DIRECTIONS FOR THIS TASK —
Repeat the records below exactly, leaving out any pictures.

------ RECORD EXCERPTS

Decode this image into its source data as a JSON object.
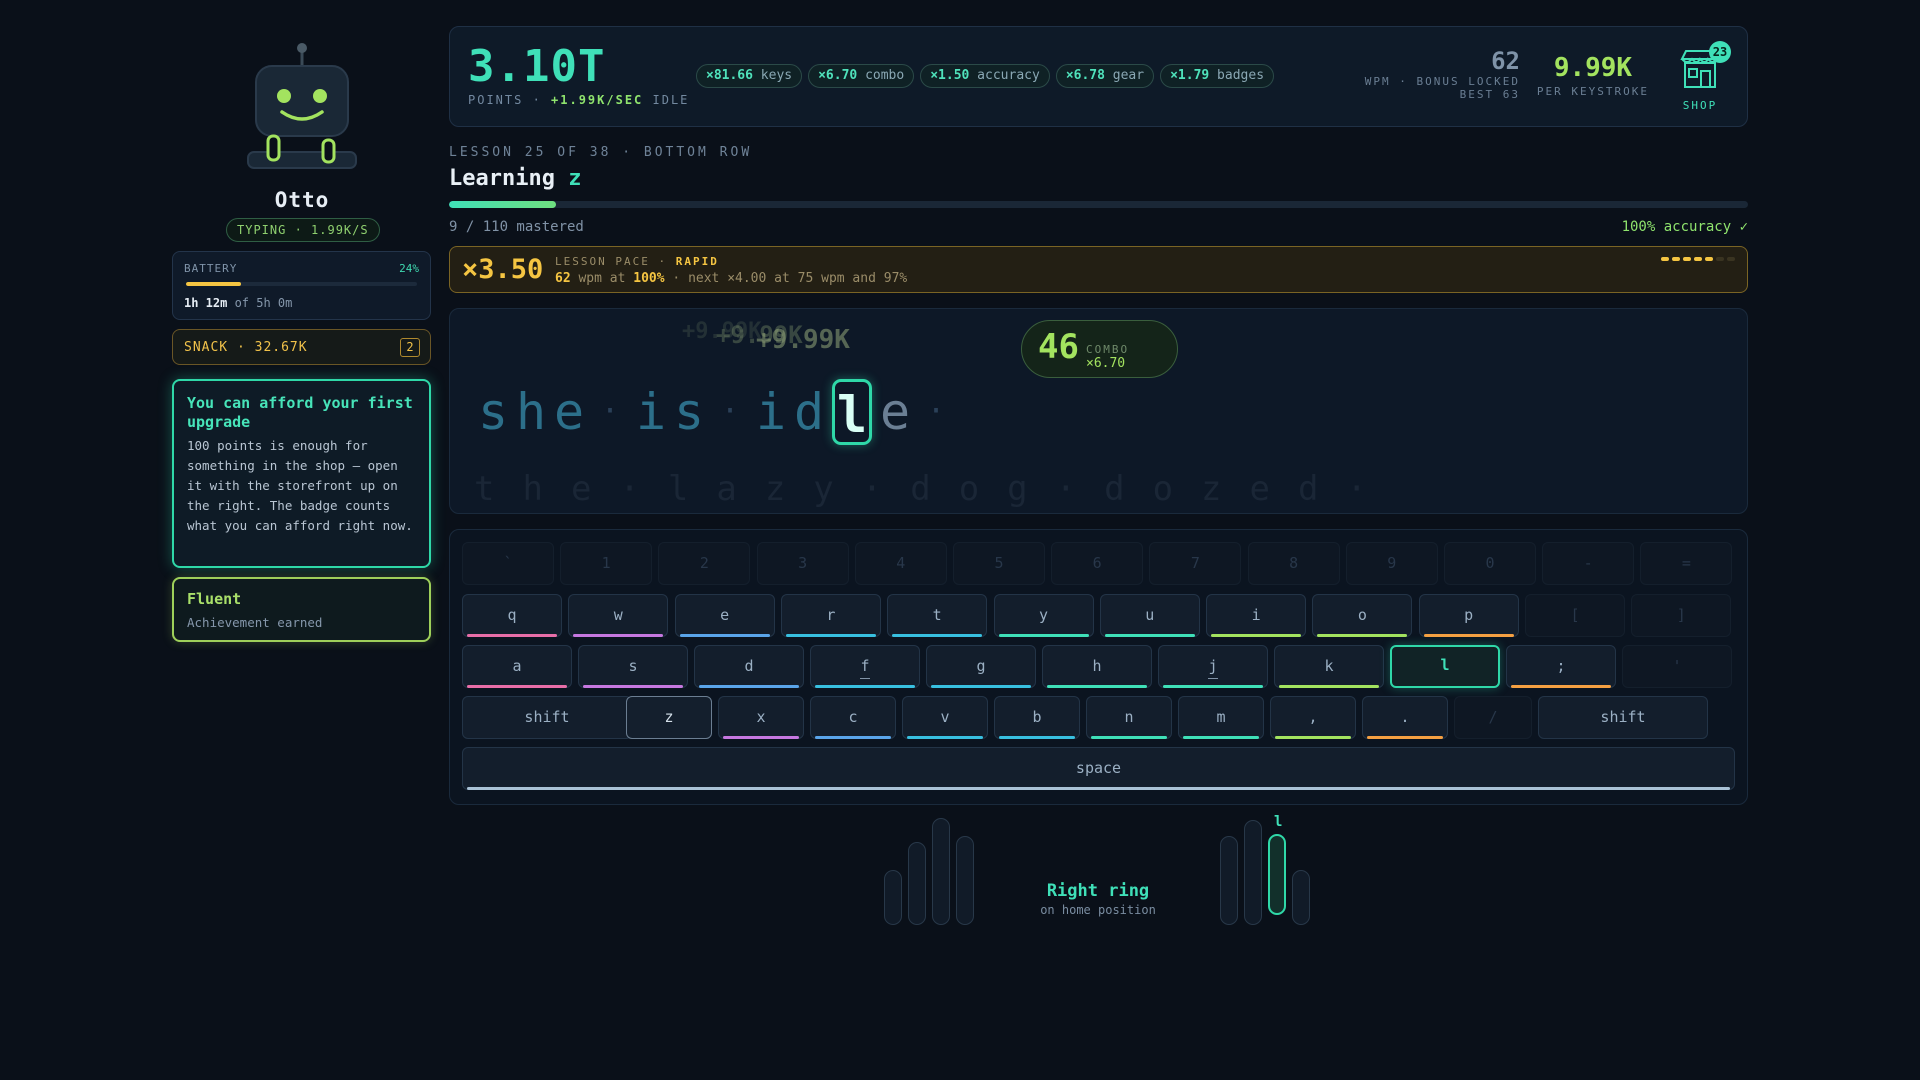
{
  "bot": {
    "name": "Otto",
    "typing_rate": "TYPING · 1.99K/S",
    "battery_label": "BATTERY",
    "battery_percent": "24%",
    "battery_fraction": 0.24,
    "battery_time": "1h 12m",
    "battery_of": " of 5h 0m"
  },
  "snack": {
    "label": "SNACK · 32.67K",
    "count": "2"
  },
  "tip": {
    "title": "You can afford your first upgrade",
    "body": "100 points is enough for something in the shop — open it with the storefront up on the right. The badge counts what you can afford right now."
  },
  "achievement": {
    "title": "Fluent",
    "subtitle": "Achievement earned"
  },
  "stats": {
    "points": "3.10T",
    "points_label": "POINTS · ",
    "rate": "+1.99K/SEC",
    "idle": " IDLE",
    "multipliers": [
      {
        "value": "×81.66",
        "label": " keys"
      },
      {
        "value": "×6.70",
        "label": " combo"
      },
      {
        "value": "×1.50",
        "label": " accuracy"
      },
      {
        "value": "×6.78",
        "label": " gear"
      },
      {
        "value": "×1.79",
        "label": " badges"
      }
    ],
    "wpm": "62",
    "wpm_label": "WPM · BONUS LOCKED",
    "wpm_best": "BEST 63",
    "per_key": "9.99K",
    "per_key_label": "PER KEYSTROKE",
    "shop_label": "SHOP",
    "shop_badge": "23"
  },
  "lesson": {
    "eyebrow": "LESSON 25 OF 38 · BOTTOM ROW",
    "title_prefix": "Learning ",
    "title_key": "z",
    "progress": 0.082,
    "mastered": "9 / 110 mastered",
    "accuracy": "100% accuracy ✓"
  },
  "pace": {
    "multiplier": "×3.50",
    "label": "LESSON PACE · ",
    "rating": "RAPID",
    "wpm": "62",
    "wpm_text": " wpm at ",
    "acc": "100%",
    "next": " · next ×4.00 at 75 wpm and 97%",
    "segments_filled": 5,
    "segments_total": 7
  },
  "typing": {
    "floats": [
      "+9.99K",
      "+9.99K",
      "+9.99K"
    ],
    "combo": "46",
    "combo_label": "COMBO",
    "combo_mult": "×6.70",
    "current_done": "she is id",
    "current_char": "l",
    "current_rest": "e ",
    "next_line": "the lazy dog dozed "
  },
  "keyboard": {
    "number_row": [
      "`",
      "1",
      "2",
      "3",
      "4",
      "5",
      "6",
      "7",
      "8",
      "9",
      "0",
      "-",
      "="
    ],
    "top_row": [
      "q",
      "w",
      "e",
      "r",
      "t",
      "y",
      "u",
      "i",
      "o",
      "p",
      "[",
      "]"
    ],
    "home_row": [
      "a",
      "s",
      "d",
      "f",
      "g",
      "h",
      "j",
      "k",
      "l",
      ";",
      "'"
    ],
    "bottom_row": [
      "shift",
      "z",
      "x",
      "c",
      "v",
      "b",
      "n",
      "m",
      ",",
      ".",
      "/",
      "shift"
    ],
    "space": "space",
    "active_key": "l",
    "target_key": "z",
    "finger_colors": [
      "#e86ea8",
      "#c678e0",
      "#5aa5ea",
      "#38c0e0",
      "#3fe0b8",
      "#a3e35f",
      "#f5a042"
    ]
  },
  "hands": {
    "active_key": "l",
    "finger": "Right ring",
    "position": "on home position"
  }
}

------------

RESULT OF THIS EXERCISE —
Decode this image into its source data as a JSON object.
{
  "bot": {
    "name": "Otto",
    "typing_rate": "TYPING · 1.99K/S",
    "battery_label": "BATTERY",
    "battery_percent": "24%",
    "battery_fraction": 0.24,
    "battery_time": "1h 12m",
    "battery_of": " of 5h 0m"
  },
  "snack": {
    "label": "SNACK · 32.67K",
    "count": "2"
  },
  "tip": {
    "title": "You can afford your first upgrade",
    "body": "100 points is enough for something in the shop — open it with the storefront up on the right. The badge counts what you can afford right now."
  },
  "achievement": {
    "title": "Fluent",
    "subtitle": "Achievement earned"
  },
  "stats": {
    "points": "3.10T",
    "points_label": "POINTS · ",
    "rate": "+1.99K/SEC",
    "idle": " IDLE",
    "multipliers": [
      {
        "value": "×81.66",
        "label": " keys"
      },
      {
        "value": "×6.70",
        "label": " combo"
      },
      {
        "value": "×1.50",
        "label": " accuracy"
      },
      {
        "value": "×6.78",
        "label": " gear"
      },
      {
        "value": "×1.79",
        "label": " badges"
      }
    ],
    "wpm": "62",
    "wpm_label": "WPM · BONUS LOCKED",
    "wpm_best": "BEST 63",
    "per_key": "9.99K",
    "per_key_label": "PER KEYSTROKE",
    "shop_label": "SHOP",
    "shop_badge": "23"
  },
  "lesson": {
    "eyebrow": "LESSON 25 OF 38 · BOTTOM ROW",
    "title_prefix": "Learning ",
    "title_key": "z",
    "progress": 0.082,
    "mastered": "9 / 110 mastered",
    "accuracy": "100% accuracy ✓"
  },
  "pace": {
    "multiplier": "×3.50",
    "label": "LESSON PACE · ",
    "rating": "RAPID",
    "wpm": "62",
    "wpm_text": " wpm at ",
    "acc": "100%",
    "next": " · next ×4.00 at 75 wpm and 97%",
    "segments_filled": 5,
    "segments_total": 7
  },
  "typing": {
    "floats": [
      "+9.99K",
      "+9.99K",
      "+9.99K"
    ],
    "combo": "46",
    "combo_label": "COMBO",
    "combo_mult": "×6.70",
    "current_done": "she is id",
    "current_char": "l",
    "current_rest": "e ",
    "next_line": "the lazy dog dozed "
  },
  "keyboard": {
    "number_row": [
      "`",
      "1",
      "2",
      "3",
      "4",
      "5",
      "6",
      "7",
      "8",
      "9",
      "0",
      "-",
      "="
    ],
    "top_row": [
      "q",
      "w",
      "e",
      "r",
      "t",
      "y",
      "u",
      "i",
      "o",
      "p",
      "[",
      "]"
    ],
    "home_row": [
      "a",
      "s",
      "d",
      "f",
      "g",
      "h",
      "j",
      "k",
      "l",
      ";",
      "'"
    ],
    "bottom_row": [
      "shift",
      "z",
      "x",
      "c",
      "v",
      "b",
      "n",
      "m",
      ",",
      ".",
      "/",
      "shift"
    ],
    "space": "space",
    "active_key": "l",
    "target_key": "z",
    "finger_colors": [
      "#e86ea8",
      "#c678e0",
      "#5aa5ea",
      "#38c0e0",
      "#3fe0b8",
      "#a3e35f",
      "#f5a042"
    ]
  },
  "hands": {
    "active_key": "l",
    "finger": "Right ring",
    "position": "on home position"
  }
}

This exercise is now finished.